Incremental refresh_issue (updated records and new records)

Hi team

I Have scheduled incremental refresh for my dataset (in my data i am getting daily updated records and new records with the same date but here total records getting added in the existing dataset )

here new records only to be add to the existing table

in the below image ingested rows will be 77 ,in this 37 will be new records and 40
will be updated records

total records should be 55626+37=55683 only

in redshift iam adding new records and updated records based on tag_id(unique field)

in red shift iam getting 55683 records only

is there any way to do like that

thanks
b vinod kumar

Hi Vinod,

What is your look-back window for SPICE incremental refresh?

Since you are doing daily update, increasing your look-back window to larger time frame (upto a time window when records are opens for modification) say 1 week will help to accomplish it.
Please check and reply.

Excerpt from QuickSight documentation on explaining look-back window:

With incremental refreshes, less data is queried and transferred for each refresh. For example, let’s say you have a dataset with 180,000 records that contains data from January 1 to June 30. On July 1, you run an incremental refresh on the data with a look-back window of seven days. QuickSight queries the database asking for all data since June 24 (7 days ago), which is 7,000 records. QuickSight then deletes the data currently in SPICE from June 24 and after, and appends the newly queried data. The next day (July 2), QuickSight does the same thing, but queries from June 25 (7,000 records again), and then deletes from the existing dataset from the same date. Rather than having to ingest 180,000 records every day, it only has to ingest 7,000 records.

Regards,
Anwar Ali

Hi,

Can you please try to import complete data at once and see the count should be the same as in Redshift. After that enabled the incremental refresh. :slight_smile:

Today I face the same issue on my one data.

Regards,
Naveed Ali

Hi @Naveed
that is exact i have did already

first i have loaded the all data in the spice then only i have scheduled the in incremental refresh

now i got the solution

i ill explain

In the red shift I have written the query like this

BEGIN;
INSERT INTO qa_rims_data.public.Master
SELECT *
FROM qa_rims_data.public.Staging
WHERE tag_number NOT IN (SELECT tag_number FROM qa_rims_data.public.Master);

– Update existing records in qa_rims_data.public.Master from qa_rims_data.public.Staging
UPDATE qa_rims_data.public.Master m
SET
tag_number = s.tag_number,
“date” = s.“date”,
quantity = s.quantity,
Disposition = s.Disposition,
Grade = s.Grade,
“Return Reason” = s.“Return Reason”,
Unitprice = s.Unitprice,
Recovered = s.Recovered,
Status = s.Status,
“Process Status” = s.“Process Status”,
Processed = s.Processed,
Generated = s.Generated,
Channel = s.Channel,
Brand = s.Brand,
own_label = s.own_label,
“Site Name” = s.“Site Name”,
Category_l1 = s.Category_l1,
Category_l2 = s.Category_l2,
Category_l3 = s.Category_l3,
“Source Code” = s.“Source Code”,
latitude = s.latitude,
longitude = s.longitude,
State = s.State,
City = s.City,
dispatch_date = s.dispatch_date,
inward_user_id = s.inward_user_id,
“Destination Code” = s.“Destination Code”,
grader_name = s.grader_name,
inwarding_disposition = s.inwarding_disposition,
“Actual Tat” = s.“Actual Tat”,
“Tat Status” = s.“Tat Status”,
“Expected Tat” = s.“Expected Tat”,
“Return Type” = s.“Return Type”

### Listed entries

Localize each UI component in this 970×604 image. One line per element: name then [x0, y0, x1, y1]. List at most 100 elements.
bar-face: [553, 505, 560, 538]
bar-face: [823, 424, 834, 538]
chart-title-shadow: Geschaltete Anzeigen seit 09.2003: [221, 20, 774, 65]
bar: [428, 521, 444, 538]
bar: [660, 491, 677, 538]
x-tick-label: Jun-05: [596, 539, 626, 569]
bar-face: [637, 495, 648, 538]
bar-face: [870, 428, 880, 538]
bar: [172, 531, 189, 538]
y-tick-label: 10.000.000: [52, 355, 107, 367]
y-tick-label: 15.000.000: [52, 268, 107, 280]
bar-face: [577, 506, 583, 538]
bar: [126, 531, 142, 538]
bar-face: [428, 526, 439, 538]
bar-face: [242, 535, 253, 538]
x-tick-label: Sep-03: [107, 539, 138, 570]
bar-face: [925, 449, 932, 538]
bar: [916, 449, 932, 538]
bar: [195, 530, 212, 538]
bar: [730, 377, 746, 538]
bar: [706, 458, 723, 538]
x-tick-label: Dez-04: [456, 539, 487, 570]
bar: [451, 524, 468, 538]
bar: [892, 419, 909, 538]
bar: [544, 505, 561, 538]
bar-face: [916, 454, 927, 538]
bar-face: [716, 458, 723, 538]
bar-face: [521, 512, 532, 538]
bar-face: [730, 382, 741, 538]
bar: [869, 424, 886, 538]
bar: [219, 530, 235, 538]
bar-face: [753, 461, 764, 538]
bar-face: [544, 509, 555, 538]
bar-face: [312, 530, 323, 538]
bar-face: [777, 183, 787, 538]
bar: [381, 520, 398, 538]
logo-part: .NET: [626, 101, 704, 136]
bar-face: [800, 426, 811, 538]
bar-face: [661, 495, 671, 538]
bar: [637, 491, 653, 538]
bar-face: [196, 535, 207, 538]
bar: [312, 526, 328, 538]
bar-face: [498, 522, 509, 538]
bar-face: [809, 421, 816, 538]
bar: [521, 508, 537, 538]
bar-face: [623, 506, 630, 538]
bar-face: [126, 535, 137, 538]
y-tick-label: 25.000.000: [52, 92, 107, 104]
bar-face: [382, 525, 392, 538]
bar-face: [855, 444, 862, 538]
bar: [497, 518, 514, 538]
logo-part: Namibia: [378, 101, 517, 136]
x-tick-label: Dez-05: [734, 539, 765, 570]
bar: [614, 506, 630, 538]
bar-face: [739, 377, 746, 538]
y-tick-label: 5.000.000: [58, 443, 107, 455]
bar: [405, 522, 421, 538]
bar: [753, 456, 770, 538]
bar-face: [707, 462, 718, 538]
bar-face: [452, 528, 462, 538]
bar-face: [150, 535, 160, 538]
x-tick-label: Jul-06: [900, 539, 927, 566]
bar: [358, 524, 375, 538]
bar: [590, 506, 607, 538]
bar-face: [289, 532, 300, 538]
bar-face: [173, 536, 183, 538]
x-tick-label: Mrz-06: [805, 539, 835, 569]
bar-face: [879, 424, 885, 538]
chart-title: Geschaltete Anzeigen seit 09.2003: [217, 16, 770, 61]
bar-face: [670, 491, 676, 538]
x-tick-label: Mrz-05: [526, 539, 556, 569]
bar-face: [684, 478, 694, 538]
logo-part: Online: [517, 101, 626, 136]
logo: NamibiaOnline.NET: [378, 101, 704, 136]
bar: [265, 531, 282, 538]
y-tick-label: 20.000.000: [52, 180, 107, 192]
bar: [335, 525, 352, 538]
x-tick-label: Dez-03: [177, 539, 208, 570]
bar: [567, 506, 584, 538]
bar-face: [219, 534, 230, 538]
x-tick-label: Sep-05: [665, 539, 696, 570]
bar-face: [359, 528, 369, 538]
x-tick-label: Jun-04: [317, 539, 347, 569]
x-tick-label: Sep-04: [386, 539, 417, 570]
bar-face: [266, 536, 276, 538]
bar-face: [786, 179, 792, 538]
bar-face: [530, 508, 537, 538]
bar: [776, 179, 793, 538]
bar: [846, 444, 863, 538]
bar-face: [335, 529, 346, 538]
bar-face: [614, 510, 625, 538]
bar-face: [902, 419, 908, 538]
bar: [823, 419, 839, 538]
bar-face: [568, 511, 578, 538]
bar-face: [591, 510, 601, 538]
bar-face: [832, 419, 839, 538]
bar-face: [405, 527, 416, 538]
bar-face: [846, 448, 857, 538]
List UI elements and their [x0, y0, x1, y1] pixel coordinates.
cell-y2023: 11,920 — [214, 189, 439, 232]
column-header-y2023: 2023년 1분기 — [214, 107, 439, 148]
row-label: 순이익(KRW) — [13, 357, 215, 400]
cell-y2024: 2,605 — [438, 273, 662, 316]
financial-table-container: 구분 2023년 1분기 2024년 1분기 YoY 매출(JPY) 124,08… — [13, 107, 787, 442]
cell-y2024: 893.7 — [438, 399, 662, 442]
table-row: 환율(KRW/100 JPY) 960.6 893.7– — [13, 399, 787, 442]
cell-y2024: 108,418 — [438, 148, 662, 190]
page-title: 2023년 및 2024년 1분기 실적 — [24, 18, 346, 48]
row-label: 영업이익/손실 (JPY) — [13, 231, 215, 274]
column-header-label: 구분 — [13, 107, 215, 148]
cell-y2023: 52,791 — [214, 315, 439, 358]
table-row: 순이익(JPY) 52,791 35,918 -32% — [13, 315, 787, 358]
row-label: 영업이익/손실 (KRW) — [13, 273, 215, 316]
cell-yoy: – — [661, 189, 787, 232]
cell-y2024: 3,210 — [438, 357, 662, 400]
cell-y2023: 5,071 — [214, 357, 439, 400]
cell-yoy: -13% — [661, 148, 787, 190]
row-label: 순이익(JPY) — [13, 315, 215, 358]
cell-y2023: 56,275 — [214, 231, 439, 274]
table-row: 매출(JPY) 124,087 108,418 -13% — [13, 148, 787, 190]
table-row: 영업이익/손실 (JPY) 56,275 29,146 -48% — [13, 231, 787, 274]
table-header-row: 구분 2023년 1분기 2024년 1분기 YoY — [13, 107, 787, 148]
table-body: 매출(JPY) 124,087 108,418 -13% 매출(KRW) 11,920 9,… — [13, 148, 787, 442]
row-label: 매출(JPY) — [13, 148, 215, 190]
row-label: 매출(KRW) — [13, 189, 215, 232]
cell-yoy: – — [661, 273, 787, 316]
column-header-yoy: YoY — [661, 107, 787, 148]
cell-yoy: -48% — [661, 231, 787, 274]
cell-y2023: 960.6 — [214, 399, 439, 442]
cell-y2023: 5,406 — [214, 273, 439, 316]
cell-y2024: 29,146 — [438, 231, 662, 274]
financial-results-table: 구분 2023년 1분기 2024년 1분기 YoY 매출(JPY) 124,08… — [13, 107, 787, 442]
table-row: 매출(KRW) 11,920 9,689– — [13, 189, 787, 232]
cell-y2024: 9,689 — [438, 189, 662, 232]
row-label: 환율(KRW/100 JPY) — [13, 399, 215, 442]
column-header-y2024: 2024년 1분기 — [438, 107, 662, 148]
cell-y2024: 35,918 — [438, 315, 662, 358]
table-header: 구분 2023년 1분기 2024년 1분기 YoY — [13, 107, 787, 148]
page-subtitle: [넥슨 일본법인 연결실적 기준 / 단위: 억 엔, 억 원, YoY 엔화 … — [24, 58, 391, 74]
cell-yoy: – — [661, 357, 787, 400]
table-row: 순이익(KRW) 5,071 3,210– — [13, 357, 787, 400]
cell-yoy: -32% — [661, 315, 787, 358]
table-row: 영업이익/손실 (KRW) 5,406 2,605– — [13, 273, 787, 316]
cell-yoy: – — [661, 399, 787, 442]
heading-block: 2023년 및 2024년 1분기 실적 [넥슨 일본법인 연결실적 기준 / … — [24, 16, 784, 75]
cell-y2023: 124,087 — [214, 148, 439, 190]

### Problems to work on
1/ From the forum thread on incremental refresh above, extract the passage starting with "in redshift iam" and going on through "SPICE incremental refresh?", without changing a word.
2/ Reproduce the entries above word for word, from their first line through the line that contains "bar: [614, 506, 630, 538]", including both of those lines.

### Solutions by task
1/
in redshift iam adding new records and updated records based on tag_id(unique field)

in red shift iam getting 55683 records only

is there any way to do like that

thanks
b vinod kumar

Hi Vinod,

What is your look-back window for SPICE incremental refresh?

2/
Localize each UI component in this 970×604 image. One line per element: name then [x0, y0, x1, y1]. List at most 100 elements.
bar-face: [553, 505, 560, 538]
bar-face: [823, 424, 834, 538]
chart-title-shadow: Geschaltete Anzeigen seit 09.2003: [221, 20, 774, 65]
bar: [428, 521, 444, 538]
bar: [660, 491, 677, 538]
x-tick-label: Jun-05: [596, 539, 626, 569]
bar-face: [637, 495, 648, 538]
bar-face: [870, 428, 880, 538]
bar: [172, 531, 189, 538]
y-tick-label: 10.000.000: [52, 355, 107, 367]
y-tick-label: 15.000.000: [52, 268, 107, 280]
bar-face: [577, 506, 583, 538]
bar: [126, 531, 142, 538]
bar-face: [428, 526, 439, 538]
bar-face: [242, 535, 253, 538]
x-tick-label: Sep-03: [107, 539, 138, 570]
bar-face: [925, 449, 932, 538]
bar: [916, 449, 932, 538]
bar: [195, 530, 212, 538]
bar: [730, 377, 746, 538]
bar: [706, 458, 723, 538]
x-tick-label: Dez-04: [456, 539, 487, 570]
bar: [451, 524, 468, 538]
bar: [892, 419, 909, 538]
bar: [544, 505, 561, 538]
bar-face: [916, 454, 927, 538]
bar-face: [716, 458, 723, 538]
bar-face: [521, 512, 532, 538]
bar-face: [730, 382, 741, 538]
bar: [869, 424, 886, 538]
bar: [219, 530, 235, 538]
bar-face: [753, 461, 764, 538]
bar-face: [544, 509, 555, 538]
bar-face: [312, 530, 323, 538]
bar-face: [777, 183, 787, 538]
bar: [381, 520, 398, 538]
logo-part: .NET: [626, 101, 704, 136]
bar-face: [800, 426, 811, 538]
bar-face: [661, 495, 671, 538]
bar: [637, 491, 653, 538]
bar-face: [196, 535, 207, 538]
bar: [312, 526, 328, 538]
bar-face: [498, 522, 509, 538]
bar-face: [809, 421, 816, 538]
bar: [521, 508, 537, 538]
bar-face: [623, 506, 630, 538]
bar-face: [126, 535, 137, 538]
y-tick-label: 25.000.000: [52, 92, 107, 104]
bar-face: [382, 525, 392, 538]
bar-face: [855, 444, 862, 538]
bar: [497, 518, 514, 538]
logo-part: Namibia: [378, 101, 517, 136]
x-tick-label: Dez-05: [734, 539, 765, 570]
bar: [614, 506, 630, 538]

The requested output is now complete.